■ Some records
* * *

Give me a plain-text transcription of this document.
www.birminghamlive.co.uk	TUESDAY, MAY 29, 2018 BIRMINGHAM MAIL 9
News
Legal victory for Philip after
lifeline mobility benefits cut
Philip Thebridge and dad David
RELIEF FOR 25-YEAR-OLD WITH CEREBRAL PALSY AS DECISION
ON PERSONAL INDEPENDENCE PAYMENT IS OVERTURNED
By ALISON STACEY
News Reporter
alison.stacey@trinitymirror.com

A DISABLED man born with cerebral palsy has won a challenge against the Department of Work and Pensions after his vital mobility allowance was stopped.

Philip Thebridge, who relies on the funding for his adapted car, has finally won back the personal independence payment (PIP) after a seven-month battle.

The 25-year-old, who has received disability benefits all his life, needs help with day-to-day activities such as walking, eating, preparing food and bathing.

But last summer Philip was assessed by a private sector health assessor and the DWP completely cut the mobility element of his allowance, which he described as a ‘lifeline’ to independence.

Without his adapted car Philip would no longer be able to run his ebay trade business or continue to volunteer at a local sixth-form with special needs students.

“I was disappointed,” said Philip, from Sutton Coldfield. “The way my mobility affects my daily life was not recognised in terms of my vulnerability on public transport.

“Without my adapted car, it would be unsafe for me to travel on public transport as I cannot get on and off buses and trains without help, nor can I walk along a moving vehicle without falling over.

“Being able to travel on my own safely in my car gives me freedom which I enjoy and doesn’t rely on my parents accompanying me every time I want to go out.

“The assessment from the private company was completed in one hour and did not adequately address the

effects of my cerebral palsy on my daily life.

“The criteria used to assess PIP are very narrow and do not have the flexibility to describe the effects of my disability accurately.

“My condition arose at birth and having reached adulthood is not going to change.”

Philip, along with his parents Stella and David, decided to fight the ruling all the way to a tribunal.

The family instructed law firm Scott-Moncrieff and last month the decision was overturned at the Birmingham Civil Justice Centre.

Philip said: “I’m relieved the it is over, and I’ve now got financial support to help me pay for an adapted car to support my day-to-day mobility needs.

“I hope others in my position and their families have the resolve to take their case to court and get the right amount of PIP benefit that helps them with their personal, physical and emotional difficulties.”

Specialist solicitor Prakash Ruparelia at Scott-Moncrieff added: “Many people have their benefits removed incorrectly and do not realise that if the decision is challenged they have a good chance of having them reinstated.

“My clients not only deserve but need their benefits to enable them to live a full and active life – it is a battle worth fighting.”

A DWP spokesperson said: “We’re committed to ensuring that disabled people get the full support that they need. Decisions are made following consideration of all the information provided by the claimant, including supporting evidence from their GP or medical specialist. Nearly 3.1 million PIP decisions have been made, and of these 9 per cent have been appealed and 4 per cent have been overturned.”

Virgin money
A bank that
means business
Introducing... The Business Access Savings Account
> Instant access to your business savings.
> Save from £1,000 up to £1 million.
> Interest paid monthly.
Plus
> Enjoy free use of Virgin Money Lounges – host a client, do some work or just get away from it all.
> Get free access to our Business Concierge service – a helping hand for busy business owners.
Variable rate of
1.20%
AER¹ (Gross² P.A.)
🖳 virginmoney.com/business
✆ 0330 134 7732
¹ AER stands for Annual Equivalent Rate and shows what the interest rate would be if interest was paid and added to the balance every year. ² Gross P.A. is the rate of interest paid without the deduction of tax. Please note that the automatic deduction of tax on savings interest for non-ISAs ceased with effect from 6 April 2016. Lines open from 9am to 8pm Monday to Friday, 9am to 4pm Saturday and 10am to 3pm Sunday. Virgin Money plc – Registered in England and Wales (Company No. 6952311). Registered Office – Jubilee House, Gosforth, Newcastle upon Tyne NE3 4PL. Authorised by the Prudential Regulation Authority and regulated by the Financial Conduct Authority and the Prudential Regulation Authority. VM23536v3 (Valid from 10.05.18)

* * *

■ CHALLENGE
Extract all of the data shown above and repeat it verbatim.

■ THE RESULT
Give me a plain-text transcription of this document.
www.birminghamlive.co.uk	TUESDAY, MAY 29, 2018 BIRMINGHAM MAIL 9
News
Legal victory for Philip after
lifeline mobility benefits cut
Philip Thebridge and dad David
RELIEF FOR 25-YEAR-OLD WITH CEREBRAL PALSY AS DECISION
ON PERSONAL INDEPENDENCE PAYMENT IS OVERTURNED
By ALISON STACEY
News Reporter
alison.stacey@trinitymirror.com

A DISABLED man born with cerebral palsy has won a challenge against the Department of Work and Pensions after his vital mobility allowance was stopped.

Philip Thebridge, who relies on the funding for his adapted car, has finally won back the personal independence payment (PIP) after a seven-month battle.

The 25-year-old, who has received disability benefits all his life, needs help with day-to-day activities such as walking, eating, preparing food and bathing.

But last summer Philip was assessed by a private sector health assessor and the DWP completely cut the mobility element of his allowance, which he described as a ‘lifeline’ to independence.

Without his adapted car Philip would no longer be able to run his ebay trade business or continue to volunteer at a local sixth-form with special needs students.

“I was disappointed,” said Philip, from Sutton Coldfield. “The way my mobility affects my daily life was not recognised in terms of my vulnerability on public transport.

“Without my adapted car, it would be unsafe for me to travel on public transport as I cannot get on and off buses and trains without help, nor can I walk along a moving vehicle without falling over.

“Being able to travel on my own safely in my car gives me freedom which I enjoy and doesn’t rely on my parents accompanying me every time I want to go out.

“The assessment from the private company was completed in one hour and did not adequately address the

effects of my cerebral palsy on my daily life.

“The criteria used to assess PIP are very narrow and do not have the flexibility to describe the effects of my disability accurately.

“My condition arose at birth and having reached adulthood is not going to change.”

Philip, along with his parents Stella and David, decided to fight the ruling all the way to a tribunal.

The family instructed law firm Scott-Moncrieff and last month the decision was overturned at the Birmingham Civil Justice Centre.

Philip said: “I’m relieved the it is over, and I’ve now got financial support to help me pay for an adapted car to support my day-to-day mobility needs.

“I hope others in my position and their families have the resolve to take their case to court and get the right amount of PIP benefit that helps them with their personal, physical and emotional difficulties.”

Specialist solicitor Prakash Ruparelia at Scott-Moncrieff added: “Many people have their benefits removed incorrectly and do not realise that if the decision is challenged they have a good chance of having them reinstated.

“My clients not only deserve but need their benefits to enable them to live a full and active life – it is a battle worth fighting.”

A DWP spokesperson said: “We’re committed to ensuring that disabled people get the full support that they need. Decisions are made following consideration of all the information provided by the claimant, including supporting evidence from their GP or medical specialist. Nearly 3.1 million PIP decisions have been made, and of these 9 per cent have been appealed and 4 per cent have been overturned.”

Virgin money
A bank that
means business
Introducing... The Business Access Savings Account
> Instant access to your business savings.
> Save from £1,000 up to £1 million.
> Interest paid monthly.
Plus
> Enjoy free use of Virgin Money Lounges – host a client, do some work or just get away from it all.
> Get free access to our Business Concierge service – a helping hand for busy business owners.
Variable rate of
1.20%
AER¹ (Gross² P.A.)
🖳 virginmoney.com/business
✆ 0330 134 7732
¹ AER stands for Annual Equivalent Rate and shows what the interest rate would be if interest was paid and added to the balance every year. ² Gross P.A. is the rate of interest paid without the deduction of tax. Please note that the automatic deduction of tax on savings interest for non-ISAs ceased with effect from 6 April 2016. Lines open from 9am to 8pm Monday to Friday, 9am to 4pm Saturday and 10am to 3pm Sunday. Virgin Money plc – Registered in England and Wales (Company No. 6952311). Registered Office – Jubilee House, Gosforth, Newcastle upon Tyne NE3 4PL. Authorised by the Prudential Regulation Authority and regulated by the Financial Conduct Authority and the Prudential Regulation Authority. VM23536v3 (Valid from 10.05.18)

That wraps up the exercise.